- [PROVIDED RECORDS]
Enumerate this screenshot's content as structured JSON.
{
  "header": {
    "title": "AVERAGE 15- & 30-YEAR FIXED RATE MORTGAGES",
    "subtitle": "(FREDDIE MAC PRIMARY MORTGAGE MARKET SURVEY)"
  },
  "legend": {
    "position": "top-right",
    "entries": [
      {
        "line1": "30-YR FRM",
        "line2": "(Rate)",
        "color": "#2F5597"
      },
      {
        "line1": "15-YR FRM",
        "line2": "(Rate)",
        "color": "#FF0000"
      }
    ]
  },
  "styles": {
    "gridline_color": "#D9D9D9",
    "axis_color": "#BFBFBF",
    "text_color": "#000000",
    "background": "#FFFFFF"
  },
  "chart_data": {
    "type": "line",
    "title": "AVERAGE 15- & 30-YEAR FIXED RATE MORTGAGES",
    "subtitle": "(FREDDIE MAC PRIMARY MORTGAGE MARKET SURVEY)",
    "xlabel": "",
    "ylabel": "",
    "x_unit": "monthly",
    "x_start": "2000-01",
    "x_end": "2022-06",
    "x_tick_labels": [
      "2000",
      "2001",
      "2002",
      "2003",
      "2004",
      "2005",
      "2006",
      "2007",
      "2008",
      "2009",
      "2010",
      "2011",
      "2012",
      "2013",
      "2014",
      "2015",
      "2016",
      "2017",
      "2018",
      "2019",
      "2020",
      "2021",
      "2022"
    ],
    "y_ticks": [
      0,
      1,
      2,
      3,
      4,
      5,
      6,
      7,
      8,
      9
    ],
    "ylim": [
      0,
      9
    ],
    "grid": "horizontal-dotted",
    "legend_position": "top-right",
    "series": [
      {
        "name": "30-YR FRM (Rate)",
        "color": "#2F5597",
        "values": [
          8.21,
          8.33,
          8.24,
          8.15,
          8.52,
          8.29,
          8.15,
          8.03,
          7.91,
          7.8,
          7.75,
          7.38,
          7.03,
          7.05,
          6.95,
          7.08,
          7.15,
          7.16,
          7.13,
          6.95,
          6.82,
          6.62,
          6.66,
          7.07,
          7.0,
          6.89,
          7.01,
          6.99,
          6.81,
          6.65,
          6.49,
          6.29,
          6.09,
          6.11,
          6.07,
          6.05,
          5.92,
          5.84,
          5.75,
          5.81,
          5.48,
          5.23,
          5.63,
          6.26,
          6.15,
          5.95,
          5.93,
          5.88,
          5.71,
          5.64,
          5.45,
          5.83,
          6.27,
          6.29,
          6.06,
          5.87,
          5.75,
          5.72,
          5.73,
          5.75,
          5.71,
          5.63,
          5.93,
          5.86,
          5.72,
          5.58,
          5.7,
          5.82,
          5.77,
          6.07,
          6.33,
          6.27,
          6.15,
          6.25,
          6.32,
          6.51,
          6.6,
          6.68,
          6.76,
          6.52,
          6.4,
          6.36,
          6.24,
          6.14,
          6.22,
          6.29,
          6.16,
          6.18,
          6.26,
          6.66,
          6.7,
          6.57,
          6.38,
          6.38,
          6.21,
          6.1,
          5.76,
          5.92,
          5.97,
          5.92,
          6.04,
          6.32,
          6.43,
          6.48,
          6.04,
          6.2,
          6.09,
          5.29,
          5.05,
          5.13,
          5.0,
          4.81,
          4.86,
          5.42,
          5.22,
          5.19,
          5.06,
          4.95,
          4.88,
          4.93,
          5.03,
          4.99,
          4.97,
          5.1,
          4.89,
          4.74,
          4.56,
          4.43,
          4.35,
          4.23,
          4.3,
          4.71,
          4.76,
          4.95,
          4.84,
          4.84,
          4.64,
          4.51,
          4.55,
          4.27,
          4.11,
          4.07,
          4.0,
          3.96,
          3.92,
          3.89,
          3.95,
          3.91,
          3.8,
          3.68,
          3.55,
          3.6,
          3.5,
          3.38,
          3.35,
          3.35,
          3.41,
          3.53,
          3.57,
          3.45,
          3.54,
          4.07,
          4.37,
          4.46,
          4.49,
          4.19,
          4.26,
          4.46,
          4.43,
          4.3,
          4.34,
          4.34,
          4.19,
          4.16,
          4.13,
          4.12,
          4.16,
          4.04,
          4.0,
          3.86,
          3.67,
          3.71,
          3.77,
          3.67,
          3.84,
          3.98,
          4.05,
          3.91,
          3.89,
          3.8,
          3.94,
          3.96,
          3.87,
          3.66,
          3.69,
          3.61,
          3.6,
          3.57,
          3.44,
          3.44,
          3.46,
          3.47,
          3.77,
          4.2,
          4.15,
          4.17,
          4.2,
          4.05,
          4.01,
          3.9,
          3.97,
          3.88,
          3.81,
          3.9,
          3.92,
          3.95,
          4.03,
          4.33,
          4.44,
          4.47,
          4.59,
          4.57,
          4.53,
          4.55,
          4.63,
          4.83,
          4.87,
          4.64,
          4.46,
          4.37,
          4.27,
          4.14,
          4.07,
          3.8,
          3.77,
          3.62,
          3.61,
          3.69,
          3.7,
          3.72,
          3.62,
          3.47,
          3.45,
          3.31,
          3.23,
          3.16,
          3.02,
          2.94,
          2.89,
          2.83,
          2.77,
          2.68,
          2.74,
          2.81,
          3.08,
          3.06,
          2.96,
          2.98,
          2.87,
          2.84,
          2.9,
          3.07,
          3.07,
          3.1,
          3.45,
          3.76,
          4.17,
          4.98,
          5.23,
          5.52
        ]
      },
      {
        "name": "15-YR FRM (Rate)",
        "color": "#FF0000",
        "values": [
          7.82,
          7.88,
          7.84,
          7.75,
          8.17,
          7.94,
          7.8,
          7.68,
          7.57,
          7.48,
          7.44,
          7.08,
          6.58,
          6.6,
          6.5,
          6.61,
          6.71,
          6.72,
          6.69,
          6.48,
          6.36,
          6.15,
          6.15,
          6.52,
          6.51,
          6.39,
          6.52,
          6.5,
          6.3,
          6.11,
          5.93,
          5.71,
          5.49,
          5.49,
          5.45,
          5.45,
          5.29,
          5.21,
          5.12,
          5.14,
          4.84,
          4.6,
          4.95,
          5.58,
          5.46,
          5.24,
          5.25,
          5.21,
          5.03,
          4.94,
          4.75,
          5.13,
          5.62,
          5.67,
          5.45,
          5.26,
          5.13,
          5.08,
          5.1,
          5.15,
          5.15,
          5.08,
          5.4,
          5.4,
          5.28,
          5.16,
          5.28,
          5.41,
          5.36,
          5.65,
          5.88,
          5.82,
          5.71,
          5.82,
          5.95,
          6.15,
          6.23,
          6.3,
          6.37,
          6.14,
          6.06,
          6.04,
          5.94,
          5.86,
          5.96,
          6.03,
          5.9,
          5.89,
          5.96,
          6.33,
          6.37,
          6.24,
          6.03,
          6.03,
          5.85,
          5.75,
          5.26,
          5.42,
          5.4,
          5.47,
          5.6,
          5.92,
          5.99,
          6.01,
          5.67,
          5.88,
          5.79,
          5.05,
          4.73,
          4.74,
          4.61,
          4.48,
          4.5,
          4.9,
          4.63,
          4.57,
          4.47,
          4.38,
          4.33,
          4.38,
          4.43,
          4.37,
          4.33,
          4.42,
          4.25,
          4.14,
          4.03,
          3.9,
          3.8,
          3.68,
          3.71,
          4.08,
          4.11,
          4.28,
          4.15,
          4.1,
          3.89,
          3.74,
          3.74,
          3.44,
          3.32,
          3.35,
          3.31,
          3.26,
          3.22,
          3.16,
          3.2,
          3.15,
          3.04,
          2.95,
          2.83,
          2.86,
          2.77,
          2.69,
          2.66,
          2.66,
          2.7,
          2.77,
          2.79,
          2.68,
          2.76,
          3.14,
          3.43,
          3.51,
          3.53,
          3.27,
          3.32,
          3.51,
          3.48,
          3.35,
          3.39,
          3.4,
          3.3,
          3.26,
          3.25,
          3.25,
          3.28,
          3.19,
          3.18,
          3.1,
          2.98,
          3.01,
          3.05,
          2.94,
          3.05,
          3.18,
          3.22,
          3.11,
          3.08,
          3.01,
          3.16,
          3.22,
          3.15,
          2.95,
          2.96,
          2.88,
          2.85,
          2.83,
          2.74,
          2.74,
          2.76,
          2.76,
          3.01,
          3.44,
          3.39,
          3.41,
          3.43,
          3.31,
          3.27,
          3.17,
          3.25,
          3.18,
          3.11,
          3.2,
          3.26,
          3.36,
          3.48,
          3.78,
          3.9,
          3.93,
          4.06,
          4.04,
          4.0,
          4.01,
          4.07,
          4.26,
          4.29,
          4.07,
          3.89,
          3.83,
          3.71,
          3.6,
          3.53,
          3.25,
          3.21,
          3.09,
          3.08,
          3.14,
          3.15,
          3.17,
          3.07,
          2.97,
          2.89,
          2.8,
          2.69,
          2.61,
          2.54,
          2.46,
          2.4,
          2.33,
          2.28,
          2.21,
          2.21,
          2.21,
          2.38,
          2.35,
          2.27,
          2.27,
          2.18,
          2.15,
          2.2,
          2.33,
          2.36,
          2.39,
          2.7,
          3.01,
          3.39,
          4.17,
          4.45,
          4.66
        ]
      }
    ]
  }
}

- [GOAL OF THE EXERCISE]
All lines of the data above that include the word "right" must be shown.

- [OUTPUT OF THE TASK]
    "position": "top-right",
    "legend_position": "top-right",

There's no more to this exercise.